§ What the exercise asks
Whenever a line below holds the word "мелодия", copy that line.

--- Start Record set ---

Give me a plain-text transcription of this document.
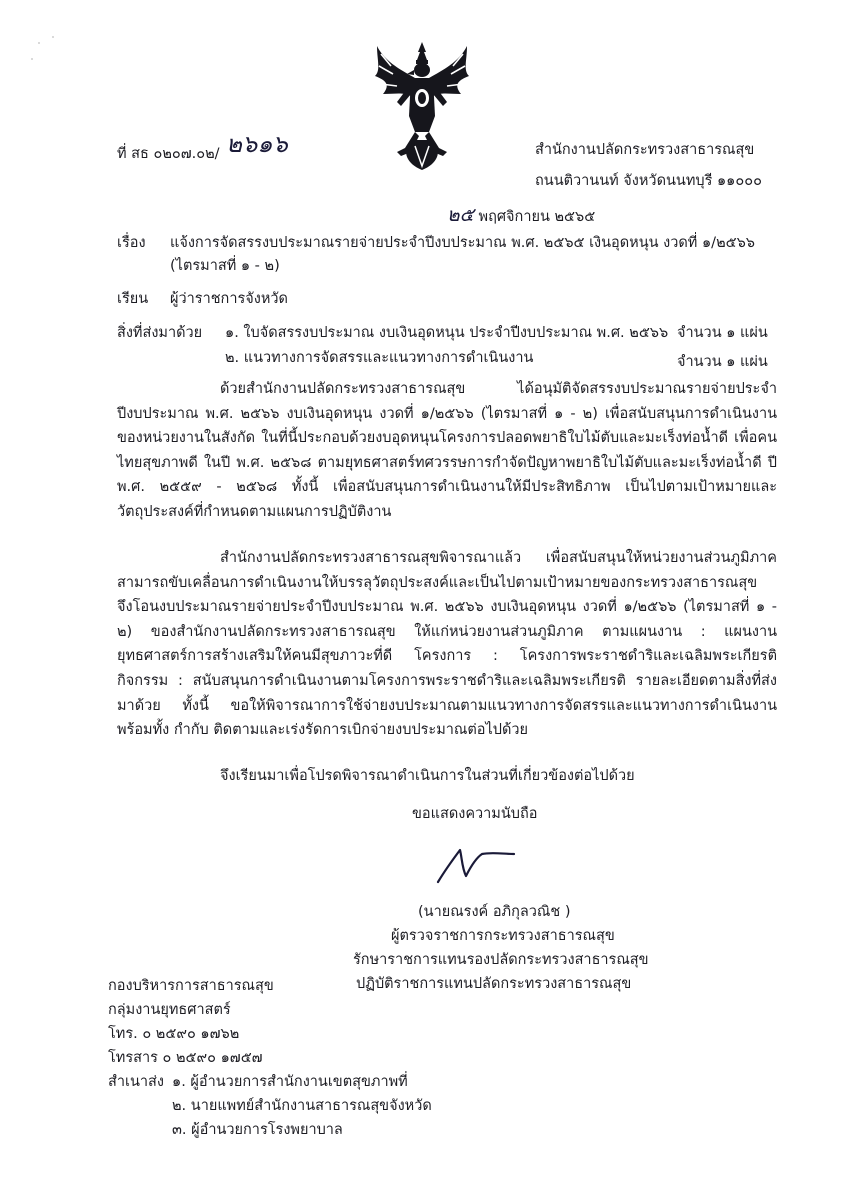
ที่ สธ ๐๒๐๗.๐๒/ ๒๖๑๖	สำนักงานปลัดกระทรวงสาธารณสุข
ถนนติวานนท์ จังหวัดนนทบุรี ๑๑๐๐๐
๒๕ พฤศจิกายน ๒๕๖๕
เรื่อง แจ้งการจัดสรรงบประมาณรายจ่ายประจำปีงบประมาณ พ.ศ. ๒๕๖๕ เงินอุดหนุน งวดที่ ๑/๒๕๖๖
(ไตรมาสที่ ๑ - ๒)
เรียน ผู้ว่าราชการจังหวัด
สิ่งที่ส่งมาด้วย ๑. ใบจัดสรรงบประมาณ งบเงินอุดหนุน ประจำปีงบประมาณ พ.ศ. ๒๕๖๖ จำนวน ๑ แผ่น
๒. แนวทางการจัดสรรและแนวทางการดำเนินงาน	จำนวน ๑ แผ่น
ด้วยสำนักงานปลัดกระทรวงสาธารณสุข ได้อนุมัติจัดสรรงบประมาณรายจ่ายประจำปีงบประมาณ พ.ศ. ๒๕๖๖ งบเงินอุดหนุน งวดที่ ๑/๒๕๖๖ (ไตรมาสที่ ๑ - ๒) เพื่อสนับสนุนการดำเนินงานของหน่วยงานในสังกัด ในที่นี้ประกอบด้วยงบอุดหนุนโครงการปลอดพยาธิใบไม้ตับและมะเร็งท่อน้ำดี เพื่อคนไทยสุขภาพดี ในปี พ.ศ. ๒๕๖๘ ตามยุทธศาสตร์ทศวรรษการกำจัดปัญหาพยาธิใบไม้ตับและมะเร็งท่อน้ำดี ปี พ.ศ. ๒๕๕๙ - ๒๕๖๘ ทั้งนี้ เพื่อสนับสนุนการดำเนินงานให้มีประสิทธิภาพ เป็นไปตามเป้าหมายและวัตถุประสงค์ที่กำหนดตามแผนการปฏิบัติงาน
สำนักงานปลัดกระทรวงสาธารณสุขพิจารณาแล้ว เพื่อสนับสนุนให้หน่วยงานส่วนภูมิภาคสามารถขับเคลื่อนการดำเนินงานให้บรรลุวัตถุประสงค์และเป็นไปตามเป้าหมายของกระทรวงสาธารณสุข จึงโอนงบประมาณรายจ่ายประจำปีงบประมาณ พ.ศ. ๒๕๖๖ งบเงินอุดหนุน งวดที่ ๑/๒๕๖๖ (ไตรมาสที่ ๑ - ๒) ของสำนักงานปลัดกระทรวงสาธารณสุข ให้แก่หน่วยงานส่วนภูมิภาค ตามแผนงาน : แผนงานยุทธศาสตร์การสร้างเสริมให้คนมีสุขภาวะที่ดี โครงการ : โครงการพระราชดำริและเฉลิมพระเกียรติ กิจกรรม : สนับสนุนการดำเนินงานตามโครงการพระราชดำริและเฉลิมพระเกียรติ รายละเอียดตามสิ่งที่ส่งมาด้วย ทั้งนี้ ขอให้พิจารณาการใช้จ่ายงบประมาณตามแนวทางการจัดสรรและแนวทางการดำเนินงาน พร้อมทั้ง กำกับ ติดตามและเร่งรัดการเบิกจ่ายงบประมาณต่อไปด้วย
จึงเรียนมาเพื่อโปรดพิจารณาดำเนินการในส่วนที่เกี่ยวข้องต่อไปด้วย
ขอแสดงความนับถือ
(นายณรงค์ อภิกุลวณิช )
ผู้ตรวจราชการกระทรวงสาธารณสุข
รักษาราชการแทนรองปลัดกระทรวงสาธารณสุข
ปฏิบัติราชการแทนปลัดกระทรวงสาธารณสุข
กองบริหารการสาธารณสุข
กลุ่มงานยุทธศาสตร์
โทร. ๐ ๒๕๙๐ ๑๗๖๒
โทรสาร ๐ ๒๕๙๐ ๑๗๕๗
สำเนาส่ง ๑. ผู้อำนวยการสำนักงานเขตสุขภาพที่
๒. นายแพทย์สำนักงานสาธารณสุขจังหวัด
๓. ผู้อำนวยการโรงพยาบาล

--- End Record set ---
--- Start Record set ---

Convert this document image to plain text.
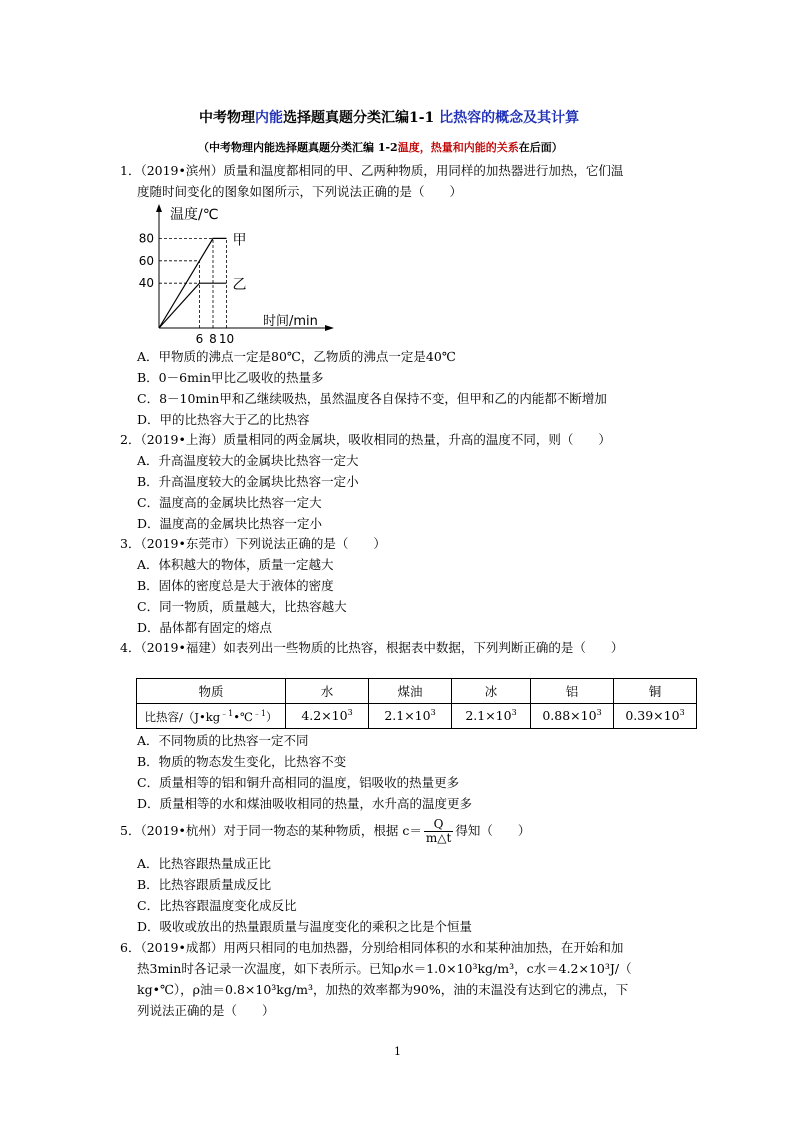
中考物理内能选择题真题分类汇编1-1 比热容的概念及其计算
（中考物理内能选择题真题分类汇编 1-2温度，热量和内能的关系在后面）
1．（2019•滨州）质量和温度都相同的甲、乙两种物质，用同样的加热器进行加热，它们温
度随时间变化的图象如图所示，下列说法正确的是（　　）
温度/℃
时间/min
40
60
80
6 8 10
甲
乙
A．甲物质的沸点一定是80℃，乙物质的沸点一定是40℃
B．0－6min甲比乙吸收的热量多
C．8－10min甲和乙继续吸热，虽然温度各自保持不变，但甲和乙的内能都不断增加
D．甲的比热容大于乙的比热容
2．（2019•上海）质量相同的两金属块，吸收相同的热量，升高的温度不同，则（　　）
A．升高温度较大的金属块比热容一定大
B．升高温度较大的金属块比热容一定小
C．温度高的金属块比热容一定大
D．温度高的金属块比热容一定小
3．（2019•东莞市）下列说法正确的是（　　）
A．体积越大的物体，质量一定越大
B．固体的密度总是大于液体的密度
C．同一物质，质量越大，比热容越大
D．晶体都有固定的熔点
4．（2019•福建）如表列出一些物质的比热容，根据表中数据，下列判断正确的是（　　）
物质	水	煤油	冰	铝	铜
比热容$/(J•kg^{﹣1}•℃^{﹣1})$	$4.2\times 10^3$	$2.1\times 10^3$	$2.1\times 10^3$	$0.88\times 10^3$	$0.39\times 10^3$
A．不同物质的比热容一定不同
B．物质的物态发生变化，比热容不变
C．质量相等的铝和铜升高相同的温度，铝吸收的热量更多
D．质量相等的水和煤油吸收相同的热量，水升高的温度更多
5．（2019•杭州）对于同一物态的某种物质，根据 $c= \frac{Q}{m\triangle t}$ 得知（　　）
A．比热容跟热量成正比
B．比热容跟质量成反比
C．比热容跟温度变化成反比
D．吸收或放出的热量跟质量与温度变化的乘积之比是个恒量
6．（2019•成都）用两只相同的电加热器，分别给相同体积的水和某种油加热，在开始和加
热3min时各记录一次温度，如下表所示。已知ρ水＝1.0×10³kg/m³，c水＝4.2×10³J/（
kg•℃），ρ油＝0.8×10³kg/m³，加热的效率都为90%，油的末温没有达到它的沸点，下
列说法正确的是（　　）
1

--- End Record set ---
--- Start Record set ---

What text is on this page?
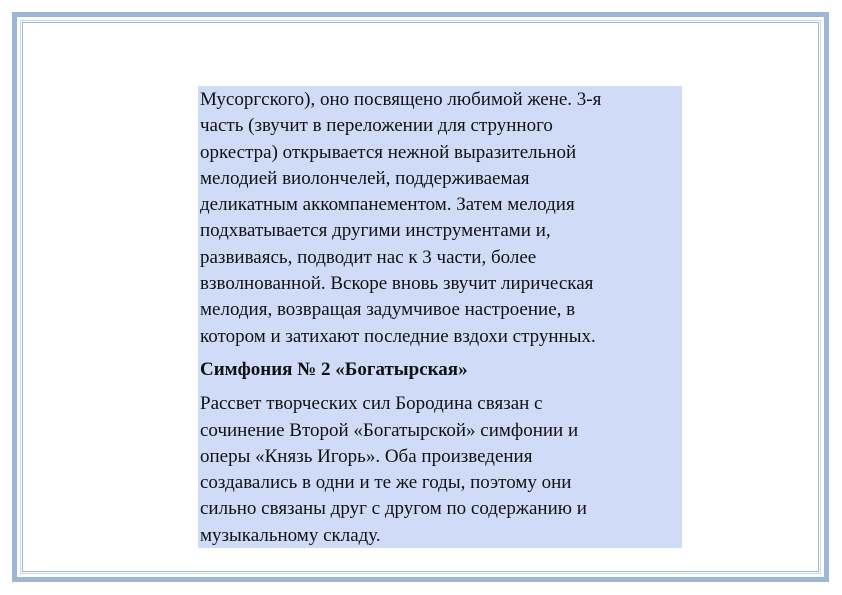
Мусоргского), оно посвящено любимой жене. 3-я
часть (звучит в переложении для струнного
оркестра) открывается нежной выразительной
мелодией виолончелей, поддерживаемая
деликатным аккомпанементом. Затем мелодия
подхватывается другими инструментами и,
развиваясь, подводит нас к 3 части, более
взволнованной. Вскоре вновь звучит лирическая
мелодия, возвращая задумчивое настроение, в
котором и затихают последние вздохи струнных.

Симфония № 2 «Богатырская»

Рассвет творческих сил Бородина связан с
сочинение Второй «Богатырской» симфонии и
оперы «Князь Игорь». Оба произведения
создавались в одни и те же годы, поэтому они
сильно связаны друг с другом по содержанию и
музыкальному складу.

--- End Record set ---

§ Full answer
деликатным аккомпанементом. Затем мелодия
мелодия, возвращая задумчивое настроение, в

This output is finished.